··· SUPPLIED DATA

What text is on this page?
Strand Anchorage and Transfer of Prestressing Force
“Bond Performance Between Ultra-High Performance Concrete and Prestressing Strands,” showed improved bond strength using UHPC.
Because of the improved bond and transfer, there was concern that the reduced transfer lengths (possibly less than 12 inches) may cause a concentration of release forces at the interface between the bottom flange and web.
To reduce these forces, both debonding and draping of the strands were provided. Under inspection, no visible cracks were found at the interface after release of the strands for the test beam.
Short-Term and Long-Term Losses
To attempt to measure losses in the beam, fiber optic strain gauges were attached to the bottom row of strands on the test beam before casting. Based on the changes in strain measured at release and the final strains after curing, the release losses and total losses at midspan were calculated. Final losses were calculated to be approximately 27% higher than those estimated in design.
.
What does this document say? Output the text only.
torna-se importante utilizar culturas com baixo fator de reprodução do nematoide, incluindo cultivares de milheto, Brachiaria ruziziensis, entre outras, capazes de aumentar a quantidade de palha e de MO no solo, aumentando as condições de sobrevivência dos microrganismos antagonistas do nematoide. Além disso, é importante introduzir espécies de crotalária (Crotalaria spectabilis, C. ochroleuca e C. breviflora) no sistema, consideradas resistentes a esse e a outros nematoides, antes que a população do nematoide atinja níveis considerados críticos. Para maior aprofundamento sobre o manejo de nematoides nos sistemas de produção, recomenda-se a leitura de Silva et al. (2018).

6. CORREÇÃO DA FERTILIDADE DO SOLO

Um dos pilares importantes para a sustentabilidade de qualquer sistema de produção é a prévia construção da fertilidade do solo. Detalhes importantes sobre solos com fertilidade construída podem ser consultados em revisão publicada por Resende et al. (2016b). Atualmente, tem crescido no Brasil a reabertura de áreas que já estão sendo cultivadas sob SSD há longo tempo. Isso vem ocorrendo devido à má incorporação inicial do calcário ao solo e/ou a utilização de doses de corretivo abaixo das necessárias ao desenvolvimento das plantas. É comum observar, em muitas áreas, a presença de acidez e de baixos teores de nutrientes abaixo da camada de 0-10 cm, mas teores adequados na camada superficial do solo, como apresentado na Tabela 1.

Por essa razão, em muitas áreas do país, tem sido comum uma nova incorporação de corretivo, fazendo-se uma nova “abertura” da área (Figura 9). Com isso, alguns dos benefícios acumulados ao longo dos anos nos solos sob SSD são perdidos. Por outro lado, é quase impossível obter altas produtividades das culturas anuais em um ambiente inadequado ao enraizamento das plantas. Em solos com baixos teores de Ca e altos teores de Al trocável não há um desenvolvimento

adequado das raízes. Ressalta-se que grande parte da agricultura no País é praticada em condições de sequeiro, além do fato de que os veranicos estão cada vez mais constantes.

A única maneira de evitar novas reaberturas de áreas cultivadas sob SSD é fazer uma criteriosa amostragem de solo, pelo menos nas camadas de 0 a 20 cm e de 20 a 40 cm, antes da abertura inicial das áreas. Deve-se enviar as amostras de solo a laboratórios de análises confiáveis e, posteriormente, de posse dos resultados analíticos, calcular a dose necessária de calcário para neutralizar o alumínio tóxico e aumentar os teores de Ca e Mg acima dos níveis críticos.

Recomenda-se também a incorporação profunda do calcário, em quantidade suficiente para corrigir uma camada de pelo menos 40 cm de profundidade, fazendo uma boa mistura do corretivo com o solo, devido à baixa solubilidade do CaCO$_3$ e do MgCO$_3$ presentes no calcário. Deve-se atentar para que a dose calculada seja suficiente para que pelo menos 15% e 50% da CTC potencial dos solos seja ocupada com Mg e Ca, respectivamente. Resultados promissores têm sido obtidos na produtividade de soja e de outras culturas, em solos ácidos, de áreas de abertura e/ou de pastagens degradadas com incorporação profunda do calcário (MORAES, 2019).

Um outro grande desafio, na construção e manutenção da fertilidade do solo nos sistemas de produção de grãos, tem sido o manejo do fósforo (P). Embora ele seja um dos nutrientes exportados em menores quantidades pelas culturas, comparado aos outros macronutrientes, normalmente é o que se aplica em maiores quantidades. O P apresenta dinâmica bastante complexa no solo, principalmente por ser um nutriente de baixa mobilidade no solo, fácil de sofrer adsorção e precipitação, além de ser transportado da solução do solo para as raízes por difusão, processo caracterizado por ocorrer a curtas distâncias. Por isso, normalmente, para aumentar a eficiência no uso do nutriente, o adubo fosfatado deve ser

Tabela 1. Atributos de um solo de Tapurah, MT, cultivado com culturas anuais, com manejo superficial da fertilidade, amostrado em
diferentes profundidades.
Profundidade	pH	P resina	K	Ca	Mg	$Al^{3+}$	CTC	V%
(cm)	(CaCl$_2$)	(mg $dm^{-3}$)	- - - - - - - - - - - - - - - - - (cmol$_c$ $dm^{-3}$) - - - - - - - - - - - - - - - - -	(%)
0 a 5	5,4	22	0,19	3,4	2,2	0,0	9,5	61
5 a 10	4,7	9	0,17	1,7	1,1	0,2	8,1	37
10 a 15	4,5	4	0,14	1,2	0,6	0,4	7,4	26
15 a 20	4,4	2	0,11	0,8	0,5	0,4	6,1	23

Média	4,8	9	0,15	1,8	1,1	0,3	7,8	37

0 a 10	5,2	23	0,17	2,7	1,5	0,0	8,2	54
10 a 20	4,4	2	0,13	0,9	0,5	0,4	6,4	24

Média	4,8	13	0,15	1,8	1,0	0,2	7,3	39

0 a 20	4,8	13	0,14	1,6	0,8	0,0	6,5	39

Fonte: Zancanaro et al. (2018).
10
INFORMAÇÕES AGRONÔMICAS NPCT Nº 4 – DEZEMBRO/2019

······

WRITTEN REQUEST: What is the number of lines in the records that contain the string "this"? Give only that number.

RESULT OF THE TASK: 2